(Data records)
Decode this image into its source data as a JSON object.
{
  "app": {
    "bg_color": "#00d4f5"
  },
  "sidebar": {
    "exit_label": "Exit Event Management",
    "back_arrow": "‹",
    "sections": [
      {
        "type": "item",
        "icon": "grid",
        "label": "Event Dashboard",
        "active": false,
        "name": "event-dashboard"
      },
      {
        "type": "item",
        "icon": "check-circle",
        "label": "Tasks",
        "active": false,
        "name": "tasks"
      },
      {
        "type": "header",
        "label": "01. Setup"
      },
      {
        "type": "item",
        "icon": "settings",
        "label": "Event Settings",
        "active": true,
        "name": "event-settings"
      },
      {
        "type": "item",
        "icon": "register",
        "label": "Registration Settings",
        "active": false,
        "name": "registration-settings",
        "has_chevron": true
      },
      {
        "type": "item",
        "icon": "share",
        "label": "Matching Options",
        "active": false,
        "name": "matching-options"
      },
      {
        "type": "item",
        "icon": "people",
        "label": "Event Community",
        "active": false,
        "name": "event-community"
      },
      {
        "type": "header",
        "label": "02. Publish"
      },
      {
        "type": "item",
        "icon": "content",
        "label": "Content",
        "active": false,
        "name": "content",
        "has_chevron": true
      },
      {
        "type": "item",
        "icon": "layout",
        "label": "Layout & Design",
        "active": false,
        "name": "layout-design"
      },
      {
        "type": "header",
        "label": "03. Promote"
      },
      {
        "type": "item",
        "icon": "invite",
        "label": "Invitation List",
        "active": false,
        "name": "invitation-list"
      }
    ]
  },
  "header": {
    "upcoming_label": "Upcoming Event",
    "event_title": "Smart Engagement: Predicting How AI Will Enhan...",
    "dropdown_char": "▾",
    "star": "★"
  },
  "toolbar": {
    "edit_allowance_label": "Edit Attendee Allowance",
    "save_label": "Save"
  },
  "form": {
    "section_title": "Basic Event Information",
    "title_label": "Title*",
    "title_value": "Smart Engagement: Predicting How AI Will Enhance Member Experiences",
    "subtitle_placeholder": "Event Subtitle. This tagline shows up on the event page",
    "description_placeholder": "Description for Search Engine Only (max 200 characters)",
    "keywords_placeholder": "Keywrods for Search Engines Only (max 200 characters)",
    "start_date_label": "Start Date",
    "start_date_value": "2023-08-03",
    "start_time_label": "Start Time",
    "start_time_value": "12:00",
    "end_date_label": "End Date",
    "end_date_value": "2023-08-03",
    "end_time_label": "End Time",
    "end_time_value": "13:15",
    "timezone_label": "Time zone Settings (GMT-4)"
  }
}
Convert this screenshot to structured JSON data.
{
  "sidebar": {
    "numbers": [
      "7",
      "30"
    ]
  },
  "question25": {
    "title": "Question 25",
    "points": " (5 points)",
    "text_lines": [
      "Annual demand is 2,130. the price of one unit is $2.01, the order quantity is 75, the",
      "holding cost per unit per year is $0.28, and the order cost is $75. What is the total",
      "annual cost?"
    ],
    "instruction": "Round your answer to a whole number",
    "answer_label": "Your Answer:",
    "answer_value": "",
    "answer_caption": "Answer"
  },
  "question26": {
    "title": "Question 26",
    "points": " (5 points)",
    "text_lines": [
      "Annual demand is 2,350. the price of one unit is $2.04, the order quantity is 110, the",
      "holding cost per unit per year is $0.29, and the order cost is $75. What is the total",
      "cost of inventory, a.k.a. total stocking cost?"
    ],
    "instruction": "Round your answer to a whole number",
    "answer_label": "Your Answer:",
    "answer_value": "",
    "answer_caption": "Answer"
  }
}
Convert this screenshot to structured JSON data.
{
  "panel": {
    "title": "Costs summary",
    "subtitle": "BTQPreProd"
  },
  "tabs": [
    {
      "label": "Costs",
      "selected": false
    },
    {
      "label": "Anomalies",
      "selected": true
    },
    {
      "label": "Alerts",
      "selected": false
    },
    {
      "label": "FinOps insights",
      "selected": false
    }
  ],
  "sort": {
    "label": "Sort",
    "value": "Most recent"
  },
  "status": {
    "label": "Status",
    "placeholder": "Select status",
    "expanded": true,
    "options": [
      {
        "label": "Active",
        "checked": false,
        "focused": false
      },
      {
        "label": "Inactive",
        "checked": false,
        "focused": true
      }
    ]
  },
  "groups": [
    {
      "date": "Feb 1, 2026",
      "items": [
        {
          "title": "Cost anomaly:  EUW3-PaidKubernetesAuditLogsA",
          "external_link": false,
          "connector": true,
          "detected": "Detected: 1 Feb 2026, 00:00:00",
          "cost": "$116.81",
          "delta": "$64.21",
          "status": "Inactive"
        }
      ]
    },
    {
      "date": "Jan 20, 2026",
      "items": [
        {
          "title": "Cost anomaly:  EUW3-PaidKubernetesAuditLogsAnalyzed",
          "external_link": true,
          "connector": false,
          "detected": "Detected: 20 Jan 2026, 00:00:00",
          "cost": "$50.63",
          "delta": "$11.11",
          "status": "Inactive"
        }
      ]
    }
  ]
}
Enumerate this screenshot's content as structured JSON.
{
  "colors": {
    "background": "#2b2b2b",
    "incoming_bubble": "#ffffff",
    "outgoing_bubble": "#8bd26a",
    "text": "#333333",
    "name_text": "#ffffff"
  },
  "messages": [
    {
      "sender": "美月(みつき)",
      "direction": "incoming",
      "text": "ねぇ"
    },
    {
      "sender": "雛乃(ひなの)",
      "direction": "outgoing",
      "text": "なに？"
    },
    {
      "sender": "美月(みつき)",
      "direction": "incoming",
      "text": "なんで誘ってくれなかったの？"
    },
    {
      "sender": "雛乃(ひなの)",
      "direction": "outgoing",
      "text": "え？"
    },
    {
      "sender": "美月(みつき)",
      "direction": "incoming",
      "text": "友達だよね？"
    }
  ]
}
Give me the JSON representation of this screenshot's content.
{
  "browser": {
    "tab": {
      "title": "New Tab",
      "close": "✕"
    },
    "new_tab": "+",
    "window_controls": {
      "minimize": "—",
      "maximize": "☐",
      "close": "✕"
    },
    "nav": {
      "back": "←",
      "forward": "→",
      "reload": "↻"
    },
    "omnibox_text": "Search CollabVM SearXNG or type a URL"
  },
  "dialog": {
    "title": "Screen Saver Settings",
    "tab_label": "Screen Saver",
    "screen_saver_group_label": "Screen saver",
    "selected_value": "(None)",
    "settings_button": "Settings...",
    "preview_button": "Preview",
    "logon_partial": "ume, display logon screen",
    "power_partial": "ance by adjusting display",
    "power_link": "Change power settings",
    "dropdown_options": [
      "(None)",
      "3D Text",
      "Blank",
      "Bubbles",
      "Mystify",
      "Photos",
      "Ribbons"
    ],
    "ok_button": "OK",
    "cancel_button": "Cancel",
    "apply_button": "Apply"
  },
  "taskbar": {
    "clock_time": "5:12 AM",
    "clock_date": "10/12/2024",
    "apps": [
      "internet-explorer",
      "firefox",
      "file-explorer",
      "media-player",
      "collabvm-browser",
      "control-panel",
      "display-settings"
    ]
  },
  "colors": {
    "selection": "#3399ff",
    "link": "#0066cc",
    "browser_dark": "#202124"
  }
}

WHAT IS ASKED: Produce a verbatim transcription of the entries above.

SOLUTION:
Decode this image into its source data as a JSON object.
{
  "app": {
    "bg_color": "#00d4f5"
  },
  "sidebar": {
    "exit_label": "Exit Event Management",
    "back_arrow": "‹",
    "sections": [
      {
        "type": "item",
        "icon": "grid",
        "label": "Event Dashboard",
        "active": false,
        "name": "event-dashboard"
      },
      {
        "type": "item",
        "icon": "check-circle",
        "label": "Tasks",
        "active": false,
        "name": "tasks"
      },
      {
        "type": "header",
        "label": "01. Setup"
      },
      {
        "type": "item",
        "icon": "settings",
        "label": "Event Settings",
        "active": true,
        "name": "event-settings"
      },
      {
        "type": "item",
        "icon": "register",
        "label": "Registration Settings",
        "active": false,
        "name": "registration-settings",
        "has_chevron": true
      },
      {
        "type": "item",
        "icon": "share",
        "label": "Matching Options",
        "active": false,
        "name": "matching-options"
      },
      {
        "type": "item",
        "icon": "people",
        "label": "Event Community",
        "active": false,
        "name": "event-community"
      },
      {
        "type": "header",
        "label": "02. Publish"
      },
      {
        "type": "item",
        "icon": "content",
        "label": "Content",
        "active": false,
        "name": "content",
        "has_chevron": true
      },
      {
        "type": "item",
        "icon": "layout",
        "label": "Layout & Design",
        "active": false,
        "name": "layout-design"
      },
      {
        "type": "header",
        "label": "03. Promote"
      },
      {
        "type": "item",
        "icon": "invite",
        "label": "Invitation List",
        "active": false,
        "name": "invitation-list"
      }
    ]
  },
  "header": {
    "upcoming_label": "Upcoming Event",
    "event_title": "Smart Engagement: Predicting How AI Will Enhan...",
    "dropdown_char": "▾",
    "star": "★"
  },
  "toolbar": {
    "edit_allowance_label": "Edit Attendee Allowance",
    "save_label": "Save"
  },
  "form": {
    "section_title": "Basic Event Information",
    "title_label": "Title*",
    "title_value": "Smart Engagement: Predicting How AI Will Enhance Member Experiences",
    "subtitle_placeholder": "Event Subtitle. This tagline shows up on the event page",
    "description_placeholder": "Description for Search Engine Only (max 200 characters)",
    "keywords_placeholder": "Keywrods for Search Engines Only (max 200 characters)",
    "start_date_label": "Start Date",
    "start_date_value": "2023-08-03",
    "start_time_label": "Start Time",
    "start_time_value": "12:00",
    "end_date_label": "End Date",
    "end_date_value": "2023-08-03",
    "end_time_label": "End Time",
    "end_time_value": "13:15",
    "timezone_label": "Time zone Settings (GMT-4)"
  }
}
Convert this screenshot to structured JSON data.
{
  "sidebar": {
    "numbers": [
      "7",
      "30"
    ]
  },
  "question25": {
    "title": "Question 25",
    "points": " (5 points)",
    "text_lines": [
      "Annual demand is 2,130. the price of one unit is $2.01, the order quantity is 75, the",
      "holding cost per unit per year is $0.28, and the order cost is $75. What is the total",
      "annual cost?"
    ],
    "instruction": "Round your answer to a whole number",
    "answer_label": "Your Answer:",
    "answer_value": "",
    "answer_caption": "Answer"
  },
  "question26": {
    "title": "Question 26",
    "points": " (5 points)",
    "text_lines": [
      "Annual demand is 2,350. the price of one unit is $2.04, the order quantity is 110, the",
      "holding cost per unit per year is $0.29, and the order cost is $75. What is the total",
      "cost of inventory, a.k.a. total stocking cost?"
    ],
    "instruction": "Round your answer to a whole number",
    "answer_label": "Your Answer:",
    "answer_value": "",
    "answer_caption": "Answer"
  }
}
Convert this screenshot to structured JSON data.
{
  "panel": {
    "title": "Costs summary",
    "subtitle": "BTQPreProd"
  },
  "tabs": [
    {
      "label": "Costs",
      "selected": false
    },
    {
      "label": "Anomalies",
      "selected": true
    },
    {
      "label": "Alerts",
      "selected": false
    },
    {
      "label": "FinOps insights",
      "selected": false
    }
  ],
  "sort": {
    "label": "Sort",
    "value": "Most recent"
  },
  "status": {
    "label": "Status",
    "placeholder": "Select status",
    "expanded": true,
    "options": [
      {
        "label": "Active",
        "checked": false,
        "focused": false
      },
      {
        "label": "Inactive",
        "checked": false,
        "focused": true
      }
    ]
  },
  "groups": [
    {
      "date": "Feb 1, 2026",
      "items": [
        {
          "title": "Cost anomaly:  EUW3-PaidKubernetesAuditLogsA",
          "external_link": false,
          "connector": true,
          "detected": "Detected: 1 Feb 2026, 00:00:00",
          "cost": "$116.81",
          "delta": "$64.21",
          "status": "Inactive"
        }
      ]
    },
    {
      "date": "Jan 20, 2026",
      "items": [
        {
          "title": "Cost anomaly:  EUW3-PaidKubernetesAuditLogsAnalyzed",
          "external_link": true,
          "connector": false,
          "detected": "Detected: 20 Jan 2026, 00:00:00",
          "cost": "$50.63",
          "delta": "$11.11",
          "status": "Inactive"
        }
      ]
    }
  ]
}
Enumerate this screenshot's content as structured JSON.
{
  "colors": {
    "background": "#2b2b2b",
    "incoming_bubble": "#ffffff",
    "outgoing_bubble": "#8bd26a",
    "text": "#333333",
    "name_text": "#ffffff"
  },
  "messages": [
    {
      "sender": "美月(みつき)",
      "direction": "incoming",
      "text": "ねぇ"
    },
    {
      "sender": "雛乃(ひなの)",
      "direction": "outgoing",
      "text": "なに？"
    },
    {
      "sender": "美月(みつき)",
      "direction": "incoming",
      "text": "なんで誘ってくれなかったの？"
    },
    {
      "sender": "雛乃(ひなの)",
      "direction": "outgoing",
      "text": "え？"
    },
    {
      "sender": "美月(みつき)",
      "direction": "incoming",
      "text": "友達だよね？"
    }
  ]
}
Give me the JSON representation of this screenshot's content.
{
  "browser": {
    "tab": {
      "title": "New Tab",
      "close": "✕"
    },
    "new_tab": "+",
    "window_controls": {
      "minimize": "—",
      "maximize": "☐",
      "close": "✕"
    },
    "nav": {
      "back": "←",
      "forward": "→",
      "reload": "↻"
    },
    "omnibox_text": "Search CollabVM SearXNG or type a URL"
  },
  "dialog": {
    "title": "Screen Saver Settings",
    "tab_label": "Screen Saver",
    "screen_saver_group_label": "Screen saver",
    "selected_value": "(None)",
    "settings_button": "Settings...",
    "preview_button": "Preview",
    "logon_partial": "ume, display logon screen",
    "power_partial": "ance by adjusting display",
    "power_link": "Change power settings",
    "dropdown_options": [
      "(None)",
      "3D Text",
      "Blank",
      "Bubbles",
      "Mystify",
      "Photos",
      "Ribbons"
    ],
    "ok_button": "OK",
    "cancel_button": "Cancel",
    "apply_button": "Apply"
  },
  "taskbar": {
    "clock_time": "5:12 AM",
    "clock_date": "10/12/2024",
    "apps": [
      "internet-explorer",
      "firefox",
      "file-explorer",
      "media-player",
      "collabvm-browser",
      "control-panel",
      "display-settings"
    ]
  },
  "colors": {
    "selection": "#3399ff",
    "link": "#0066cc",
    "browser_dark": "#202124"
  }
}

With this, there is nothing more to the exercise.